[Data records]
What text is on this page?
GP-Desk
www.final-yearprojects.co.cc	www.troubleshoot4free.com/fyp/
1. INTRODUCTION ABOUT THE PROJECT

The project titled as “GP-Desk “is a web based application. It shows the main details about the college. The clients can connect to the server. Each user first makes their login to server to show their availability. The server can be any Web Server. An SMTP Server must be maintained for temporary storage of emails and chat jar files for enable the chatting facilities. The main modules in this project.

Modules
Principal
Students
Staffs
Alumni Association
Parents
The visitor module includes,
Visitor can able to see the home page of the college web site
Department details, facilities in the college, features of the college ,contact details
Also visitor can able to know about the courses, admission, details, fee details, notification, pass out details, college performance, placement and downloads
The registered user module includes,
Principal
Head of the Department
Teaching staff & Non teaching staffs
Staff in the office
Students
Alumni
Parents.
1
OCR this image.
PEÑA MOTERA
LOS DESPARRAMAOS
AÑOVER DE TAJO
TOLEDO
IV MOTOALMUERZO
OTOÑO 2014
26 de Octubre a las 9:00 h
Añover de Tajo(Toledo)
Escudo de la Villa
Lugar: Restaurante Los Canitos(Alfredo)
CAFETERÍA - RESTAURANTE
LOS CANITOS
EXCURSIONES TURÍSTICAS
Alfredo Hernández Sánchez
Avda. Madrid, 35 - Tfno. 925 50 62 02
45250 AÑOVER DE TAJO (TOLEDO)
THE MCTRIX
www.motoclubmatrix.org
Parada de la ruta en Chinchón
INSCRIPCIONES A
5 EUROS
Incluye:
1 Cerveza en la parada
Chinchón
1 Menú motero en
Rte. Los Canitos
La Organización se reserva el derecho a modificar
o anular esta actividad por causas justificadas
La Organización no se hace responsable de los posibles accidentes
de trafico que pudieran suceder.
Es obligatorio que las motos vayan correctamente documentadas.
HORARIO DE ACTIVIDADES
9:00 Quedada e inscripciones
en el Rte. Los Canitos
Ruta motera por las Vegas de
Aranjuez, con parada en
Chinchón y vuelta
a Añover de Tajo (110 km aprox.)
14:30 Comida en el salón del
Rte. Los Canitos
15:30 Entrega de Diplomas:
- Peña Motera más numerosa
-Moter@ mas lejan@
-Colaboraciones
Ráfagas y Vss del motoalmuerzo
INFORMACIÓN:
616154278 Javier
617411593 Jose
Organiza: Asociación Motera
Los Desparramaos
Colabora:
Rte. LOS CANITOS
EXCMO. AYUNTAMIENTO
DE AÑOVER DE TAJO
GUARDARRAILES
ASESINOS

What you will do: Please reproduce every line of the material word for word.

Result of the task:
What text is on this page?
GP-Desk
www.final-yearprojects.co.cc	www.troubleshoot4free.com/fyp/
1. INTRODUCTION ABOUT THE PROJECT

The project titled as “GP-Desk “is a web based application. It shows the main details about the college. The clients can connect to the server. Each user first makes their login to server to show their availability. The server can be any Web Server. An SMTP Server must be maintained for temporary storage of emails and chat jar files for enable the chatting facilities. The main modules in this project.

Modules
Principal
Students
Staffs
Alumni Association
Parents
The visitor module includes,
Visitor can able to see the home page of the college web site
Department details, facilities in the college, features of the college ,contact details
Also visitor can able to know about the courses, admission, details, fee details, notification, pass out details, college performance, placement and downloads
The registered user module includes,
Principal
Head of the Department
Teaching staff & Non teaching staffs
Staff in the office
Students
Alumni
Parents.
1
OCR this image.
PEÑA MOTERA
LOS DESPARRAMAOS
AÑOVER DE TAJO
TOLEDO
IV MOTOALMUERZO
OTOÑO 2014
26 de Octubre a las 9:00 h
Añover de Tajo(Toledo)
Escudo de la Villa
Lugar: Restaurante Los Canitos(Alfredo)
CAFETERÍA - RESTAURANTE
LOS CANITOS
EXCURSIONES TURÍSTICAS
Alfredo Hernández Sánchez
Avda. Madrid, 35 - Tfno. 925 50 62 02
45250 AÑOVER DE TAJO (TOLEDO)
THE MCTRIX
www.motoclubmatrix.org
Parada de la ruta en Chinchón
INSCRIPCIONES A
5 EUROS
Incluye:
1 Cerveza en la parada
Chinchón
1 Menú motero en
Rte. Los Canitos
La Organización se reserva el derecho a modificar
o anular esta actividad por causas justificadas
La Organización no se hace responsable de los posibles accidentes
de trafico que pudieran suceder.
Es obligatorio que las motos vayan correctamente documentadas.
HORARIO DE ACTIVIDADES
9:00 Quedada e inscripciones
en el Rte. Los Canitos
Ruta motera por las Vegas de
Aranjuez, con parada en
Chinchón y vuelta
a Añover de Tajo (110 km aprox.)
14:30 Comida en el salón del
Rte. Los Canitos
15:30 Entrega de Diplomas:
- Peña Motera más numerosa
-Moter@ mas lejan@
-Colaboraciones
Ráfagas y Vss del motoalmuerzo
INFORMACIÓN:
616154278 Javier
617411593 Jose
Organiza: Asociación Motera
Los Desparramaos
Colabora:
Rte. LOS CANITOS
EXCMO. AYUNTAMIENTO
DE AÑOVER DE TAJO
GUARDARRAILES
ASESINOS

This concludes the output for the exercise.